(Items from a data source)
────────────────────
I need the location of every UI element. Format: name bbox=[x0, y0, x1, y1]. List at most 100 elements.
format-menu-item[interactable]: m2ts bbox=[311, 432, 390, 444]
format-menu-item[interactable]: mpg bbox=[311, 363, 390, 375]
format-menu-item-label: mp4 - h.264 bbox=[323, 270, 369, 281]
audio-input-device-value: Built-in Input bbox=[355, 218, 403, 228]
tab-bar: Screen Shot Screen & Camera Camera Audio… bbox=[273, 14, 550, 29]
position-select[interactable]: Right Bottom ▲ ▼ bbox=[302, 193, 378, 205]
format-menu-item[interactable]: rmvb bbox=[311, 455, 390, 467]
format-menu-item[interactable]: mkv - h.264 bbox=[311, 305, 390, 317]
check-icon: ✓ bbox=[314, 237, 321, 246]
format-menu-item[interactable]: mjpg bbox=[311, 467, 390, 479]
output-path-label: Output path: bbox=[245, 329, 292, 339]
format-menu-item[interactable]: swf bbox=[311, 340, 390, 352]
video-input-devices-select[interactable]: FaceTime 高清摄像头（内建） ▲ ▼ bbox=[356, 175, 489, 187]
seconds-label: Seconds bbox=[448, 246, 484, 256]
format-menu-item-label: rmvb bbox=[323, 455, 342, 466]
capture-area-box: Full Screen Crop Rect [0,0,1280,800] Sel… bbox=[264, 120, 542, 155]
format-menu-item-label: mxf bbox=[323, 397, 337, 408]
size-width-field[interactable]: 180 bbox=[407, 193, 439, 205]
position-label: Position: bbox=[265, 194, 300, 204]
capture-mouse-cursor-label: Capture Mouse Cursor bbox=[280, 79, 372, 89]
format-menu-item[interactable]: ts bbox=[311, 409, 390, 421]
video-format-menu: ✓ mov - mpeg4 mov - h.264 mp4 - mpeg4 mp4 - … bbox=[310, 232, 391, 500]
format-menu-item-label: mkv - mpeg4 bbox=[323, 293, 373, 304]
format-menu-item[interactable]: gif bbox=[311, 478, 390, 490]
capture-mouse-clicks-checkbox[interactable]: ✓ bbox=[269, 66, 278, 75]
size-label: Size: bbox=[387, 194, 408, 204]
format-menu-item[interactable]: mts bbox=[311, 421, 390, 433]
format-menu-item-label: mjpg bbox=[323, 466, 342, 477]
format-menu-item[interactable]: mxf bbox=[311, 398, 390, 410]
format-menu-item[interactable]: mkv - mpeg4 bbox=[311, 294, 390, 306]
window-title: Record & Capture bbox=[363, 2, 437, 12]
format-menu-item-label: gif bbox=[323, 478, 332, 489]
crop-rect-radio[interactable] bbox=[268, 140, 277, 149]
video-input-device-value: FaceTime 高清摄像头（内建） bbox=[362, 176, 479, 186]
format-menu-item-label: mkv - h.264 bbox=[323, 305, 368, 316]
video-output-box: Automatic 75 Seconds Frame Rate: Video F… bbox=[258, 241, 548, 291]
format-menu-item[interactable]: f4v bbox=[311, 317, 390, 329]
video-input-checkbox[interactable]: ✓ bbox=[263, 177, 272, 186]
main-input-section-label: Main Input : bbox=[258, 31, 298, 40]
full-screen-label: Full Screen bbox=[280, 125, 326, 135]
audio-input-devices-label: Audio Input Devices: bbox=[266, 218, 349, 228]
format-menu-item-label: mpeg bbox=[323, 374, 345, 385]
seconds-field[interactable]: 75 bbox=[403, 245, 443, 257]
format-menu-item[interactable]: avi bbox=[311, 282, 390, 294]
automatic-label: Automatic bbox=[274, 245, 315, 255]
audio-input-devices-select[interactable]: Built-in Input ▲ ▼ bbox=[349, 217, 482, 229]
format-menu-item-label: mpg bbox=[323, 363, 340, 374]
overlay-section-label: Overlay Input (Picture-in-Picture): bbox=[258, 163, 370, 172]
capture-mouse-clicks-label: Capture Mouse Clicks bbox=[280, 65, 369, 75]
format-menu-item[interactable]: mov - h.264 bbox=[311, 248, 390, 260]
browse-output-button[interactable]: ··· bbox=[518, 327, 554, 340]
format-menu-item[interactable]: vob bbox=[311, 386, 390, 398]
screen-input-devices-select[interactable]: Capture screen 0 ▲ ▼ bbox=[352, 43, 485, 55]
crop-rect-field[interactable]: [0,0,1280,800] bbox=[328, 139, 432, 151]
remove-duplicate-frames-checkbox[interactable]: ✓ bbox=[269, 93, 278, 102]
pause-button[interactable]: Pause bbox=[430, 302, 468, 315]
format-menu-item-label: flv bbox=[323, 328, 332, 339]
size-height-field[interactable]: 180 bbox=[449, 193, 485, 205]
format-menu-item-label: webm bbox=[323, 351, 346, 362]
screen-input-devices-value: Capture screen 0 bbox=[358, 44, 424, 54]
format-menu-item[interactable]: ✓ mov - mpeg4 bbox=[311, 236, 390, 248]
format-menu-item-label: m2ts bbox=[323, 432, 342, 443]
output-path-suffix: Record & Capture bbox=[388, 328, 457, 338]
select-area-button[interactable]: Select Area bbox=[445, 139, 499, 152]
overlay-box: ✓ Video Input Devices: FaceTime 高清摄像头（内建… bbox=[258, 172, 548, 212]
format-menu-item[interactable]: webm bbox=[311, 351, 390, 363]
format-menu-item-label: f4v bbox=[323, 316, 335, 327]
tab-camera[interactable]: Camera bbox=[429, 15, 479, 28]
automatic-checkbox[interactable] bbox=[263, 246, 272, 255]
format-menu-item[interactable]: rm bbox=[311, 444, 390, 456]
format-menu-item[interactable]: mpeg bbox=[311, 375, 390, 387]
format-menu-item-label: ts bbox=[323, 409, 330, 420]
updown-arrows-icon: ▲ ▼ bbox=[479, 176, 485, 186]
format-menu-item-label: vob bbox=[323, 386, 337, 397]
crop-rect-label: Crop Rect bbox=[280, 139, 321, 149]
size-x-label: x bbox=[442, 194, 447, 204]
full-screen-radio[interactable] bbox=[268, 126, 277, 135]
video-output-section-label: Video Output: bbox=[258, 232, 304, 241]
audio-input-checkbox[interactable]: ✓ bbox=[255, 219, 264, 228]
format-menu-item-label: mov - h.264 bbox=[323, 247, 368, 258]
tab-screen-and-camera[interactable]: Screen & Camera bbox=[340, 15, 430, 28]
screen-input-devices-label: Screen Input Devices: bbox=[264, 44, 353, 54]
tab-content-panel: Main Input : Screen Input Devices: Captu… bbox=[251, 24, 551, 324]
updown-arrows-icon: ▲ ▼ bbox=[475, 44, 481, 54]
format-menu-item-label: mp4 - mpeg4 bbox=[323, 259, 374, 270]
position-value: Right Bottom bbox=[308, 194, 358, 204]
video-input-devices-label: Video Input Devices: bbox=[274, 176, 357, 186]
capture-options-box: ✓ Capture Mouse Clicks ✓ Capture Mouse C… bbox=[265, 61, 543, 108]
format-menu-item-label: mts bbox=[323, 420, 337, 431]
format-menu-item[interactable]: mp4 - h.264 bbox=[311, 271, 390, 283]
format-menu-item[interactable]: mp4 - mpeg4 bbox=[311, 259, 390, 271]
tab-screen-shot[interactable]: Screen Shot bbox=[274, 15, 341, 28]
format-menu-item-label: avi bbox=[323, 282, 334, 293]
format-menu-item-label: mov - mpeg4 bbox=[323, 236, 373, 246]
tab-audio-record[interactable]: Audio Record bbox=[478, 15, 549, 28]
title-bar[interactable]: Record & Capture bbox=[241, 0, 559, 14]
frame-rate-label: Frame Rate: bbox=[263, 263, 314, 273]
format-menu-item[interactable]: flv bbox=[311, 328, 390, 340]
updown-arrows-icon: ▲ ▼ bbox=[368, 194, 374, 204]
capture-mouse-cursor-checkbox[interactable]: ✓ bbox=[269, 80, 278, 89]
────────────────────
→ **Stated goal**
Convert the entries above into a Markdown table with two columns, Row and Line, numbering each line in order and leaving out blank lines.

→ **Expected output**
| Row | Line |
|---|---|
| 1 | I need the location of every UI element. Format: name bbox=[x0, y0, x1, y1]. List at most 100 elements. |
| 2 | format-menu-item[interactable]: m2ts bbox=[311, 432, 390, 444] |
| 3 | format-menu-item[interactable]: mpg bbox=[311, 363, 390, 375] |
| 4 | format-menu-item-label: mp4 - h.264 bbox=[323, 270, 369, 281] |
| 5 | audio-input-device-value: Built-in Input bbox=[355, 218, 403, 228] |
| 6 | tab-bar: Screen Shot Screen & Camera Camera Audio… bbox=[273, 14, 550, 29] |
| 7 | position-select[interactable]: Right Bottom ▲ ▼ bbox=[302, 193, 378, 205] |
| 8 | format-menu-item[interactable]: rmvb bbox=[311, 455, 390, 467] |
| 9 | format-menu-item[interactable]: mkv - h.264 bbox=[311, 305, 390, 317] |
| 10 | check-icon: ✓ bbox=[314, 237, 321, 246] |
| 11 | format-menu-item[interactable]: mjpg bbox=[311, 467, 390, 479] |
| 12 | output-path-label: Output path: bbox=[245, 329, 292, 339] |
| 13 | format-menu-item[interactable]: swf bbox=[311, 340, 390, 352] |
| 14 | video-input-devices-select[interactable]: FaceTime 高清摄像头（内建） ▲ ▼ bbox=[356, 175, 489, 187] |
| 15 | seconds-label: Seconds bbox=[448, 246, 484, 256] |
| 16 | format-menu-item-label: rmvb bbox=[323, 455, 342, 466] |
| 17 | capture-area-box: Full Screen Crop Rect [0,0,1280,800] Sel… bbox=[264, 120, 542, 155] |
| 18 | format-menu-item-label: mxf bbox=[323, 397, 337, 408] |
| 19 | size-width-field[interactable]: 180 bbox=[407, 193, 439, 205] |
| 20 | position-label: Position: bbox=[265, 194, 300, 204] |
| 21 | capture-mouse-cursor-label: Capture Mouse Cursor bbox=[280, 79, 372, 89] |
| 22 | format-menu-item[interactable]: ts bbox=[311, 409, 390, 421] |
| 23 | video-format-menu: ✓ mov - mpeg4 mov - h.264 mp4 - mpeg4 mp4 - … bbox=[310, 232, 391, 500] |
| 24 | format-menu-item-label: mkv - mpeg4 bbox=[323, 293, 373, 304] |
| 25 | format-menu-item[interactable]: gif bbox=[311, 478, 390, 490] |
| 26 | capture-mouse-clicks-checkbox[interactable]: ✓ bbox=[269, 66, 278, 75] |
| 27 | size-label: Size: bbox=[387, 194, 408, 204] |
| 28 | format-menu-item[interactable]: mts bbox=[311, 421, 390, 433] |
| 29 | format-menu-item-label: mjpg bbox=[323, 466, 342, 477] |
| 30 | format-menu-item[interactable]: mxf bbox=[311, 398, 390, 410] |
| 31 | format-menu-item[interactable]: mkv - mpeg4 bbox=[311, 294, 390, 306] |
| 32 | window-title: Record & Capture bbox=[363, 2, 437, 12] |
| 33 | format-menu-item-label: gif bbox=[323, 478, 332, 489] |
| 34 | crop-rect-radio[interactable] bbox=[268, 140, 277, 149] |
| 35 | video-input-device-value: FaceTime 高清摄像头（内建） bbox=[362, 176, 479, 186] |
| 36 | format-menu-item-label: mkv - h.264 bbox=[323, 305, 368, 316] |
| 37 | video-output-box: Automatic 75 Seconds Frame Rate: Video F… bbox=[258, 241, 548, 291] |
| 38 | format-menu-item[interactable]: f4v bbox=[311, 317, 390, 329] |
| 39 | video-input-checkbox[interactable]: ✓ bbox=[263, 177, 272, 186] |
| 40 | main-input-section-label: Main Input : bbox=[258, 31, 298, 40] |
| 41 | full-screen-label: Full Screen bbox=[280, 125, 326, 135] |
| 42 | audio-input-devices-label: Audio Input Devices: bbox=[266, 218, 349, 228] |
| 43 | format-menu-item-label: mpeg bbox=[323, 374, 345, 385] |
| 44 | seconds-field[interactable]: 75 bbox=[403, 245, 443, 257] |
| 45 | format-menu-item[interactable]: avi bbox=[311, 282, 390, 294] |
| 46 | automatic-label: Automatic bbox=[274, 245, 315, 255] |
| 47 | audio-input-devices-select[interactable]: Built-in Input ▲ ▼ bbox=[349, 217, 482, 229] |
| 48 | format-menu-item-label: mpg bbox=[323, 363, 340, 374] |
| 49 | overlay-section-label: Overlay Input (Picture-in-Picture): bbox=[258, 163, 370, 172] |
| 50 | capture-mouse-clicks-label: Capture Mouse Clicks bbox=[280, 65, 369, 75] |
| 51 | format-menu-item[interactable]: mov - h.264 bbox=[311, 248, 390, 260] |
| 52 | browse-output-button[interactable]: ··· bbox=[518, 327, 554, 340] |
| 53 | format-menu-item[interactable]: vob bbox=[311, 386, 390, 398] |
| 54 | screen-input-devices-select[interactable]: Capture screen 0 ▲ ▼ bbox=[352, 43, 485, 55] |
| 55 | crop-rect-field[interactable]: [0,0,1280,800] bbox=[328, 139, 432, 151] |
| 56 | remove-duplicate-frames-checkbox[interactable]: ✓ bbox=[269, 93, 278, 102] |
| 57 | pause-button[interactable]: Pause bbox=[430, 302, 468, 315] |
| 58 | format-menu-item-label: flv bbox=[323, 328, 332, 339] |
| 59 | size-height-field[interactable]: 180 bbox=[449, 193, 485, 205] |
| 60 | format-menu-item-label: webm bbox=[323, 351, 346, 362] |
| 61 | screen-input-devices-value: Capture screen 0 bbox=[358, 44, 424, 54] |
| 62 | format-menu-item[interactable]: ✓ mov - mpeg4 bbox=[311, 236, 390, 248] |
| 63 | format-menu-item-label: m2ts bbox=[323, 432, 342, 443] |
| 64 | output-path-suffix: Record & Capture bbox=[388, 328, 457, 338] |
| 65 | select-area-button[interactable]: Select Area bbox=[445, 139, 499, 152] |
| 66 | overlay-box: ✓ Video Input Devices: FaceTime 高清摄像头（内建… bbox=[258, 172, 548, 212] |
| 67 | format-menu-item[interactable]: webm bbox=[311, 351, 390, 363] |
| 68 | format-menu-item-label: f4v bbox=[323, 316, 335, 327] |
| 69 | tab-camera[interactable]: Camera bbox=[429, 15, 479, 28] |
| 70 | automatic-checkbox[interactable] bbox=[263, 246, 272, 255] |
| 71 | format-menu-item[interactable]: rm bbox=[311, 444, 390, 456] |
| 72 | format-menu-item[interactable]: mpeg bbox=[311, 375, 390, 387] |
| 73 | format-menu-item-label: ts bbox=[323, 409, 330, 420] |
| 74 | updown-arrows-icon: ▲ ▼ bbox=[479, 176, 485, 186] |
| 75 | format-menu-item-label: vob bbox=[323, 386, 337, 397] |
| 76 | crop-rect-label: Crop Rect bbox=[280, 139, 321, 149] |
| 77 | size-x-label: x bbox=[442, 194, 447, 204] |
| 78 | full-screen-radio[interactable] bbox=[268, 126, 277, 135] |
| 79 | video-output-section-label: Video Output: bbox=[258, 232, 304, 241] |
| 80 | audio-input-checkbox[interactable]: ✓ bbox=[255, 219, 264, 228] |
| 81 | format-menu-item-label: mov - h.264 bbox=[323, 247, 368, 258] |
| 82 | tab-screen-and-camera[interactable]: Screen & Camera bbox=[340, 15, 430, 28] |
| 83 | screen-input-devices-label: Screen Input Devices: bbox=[264, 44, 353, 54] |
| 84 | tab-content-panel: Main Input : Screen Input Devices: Captu… bbox=[251, 24, 551, 324] |
| 85 | updown-arrows-icon: ▲ ▼ bbox=[475, 44, 481, 54] |
| 86 | format-menu-item-label: mp4 - mpeg4 bbox=[323, 259, 374, 270] |
| 87 | position-value: Right Bottom bbox=[308, 194, 358, 204] |
| 88 | video-input-devices-label: Video Input Devices: bbox=[274, 176, 357, 186] |
| 89 | capture-options-box: ✓ Capture Mouse Clicks ✓ Capture Mouse C… bbox=[265, 61, 543, 108] |
| 90 | format-menu-item-label: mts bbox=[323, 420, 337, 431] |
| 91 | format-menu-item[interactable]: mp4 - h.264 bbox=[311, 271, 390, 283] |
| 92 | format-menu-item[interactable]: mp4 - mpeg4 bbox=[311, 259, 390, 271] |
| 93 | tab-screen-shot[interactable]: Screen Shot bbox=[274, 15, 341, 28] |
| 94 | format-menu-item-label: avi bbox=[323, 282, 334, 293] |
| 95 | format-menu-item-label: mov - mpeg4 bbox=[323, 236, 373, 246] |
| 96 | tab-audio-record[interactable]: Audio Record bbox=[478, 15, 549, 28] |
| 97 | title-bar[interactable]: Record & Capture bbox=[241, 0, 559, 14] |
| 98 | frame-rate-label: Frame Rate: bbox=[263, 263, 314, 273] |
| 99 | format-menu-item[interactable]: flv bbox=[311, 328, 390, 340] |
| 100 | updown-arrows-icon: ▲ ▼ bbox=[368, 194, 374, 204] |
| 101 | capture-mouse-cursor-checkbox[interactable]: ✓ bbox=[269, 80, 278, 89] |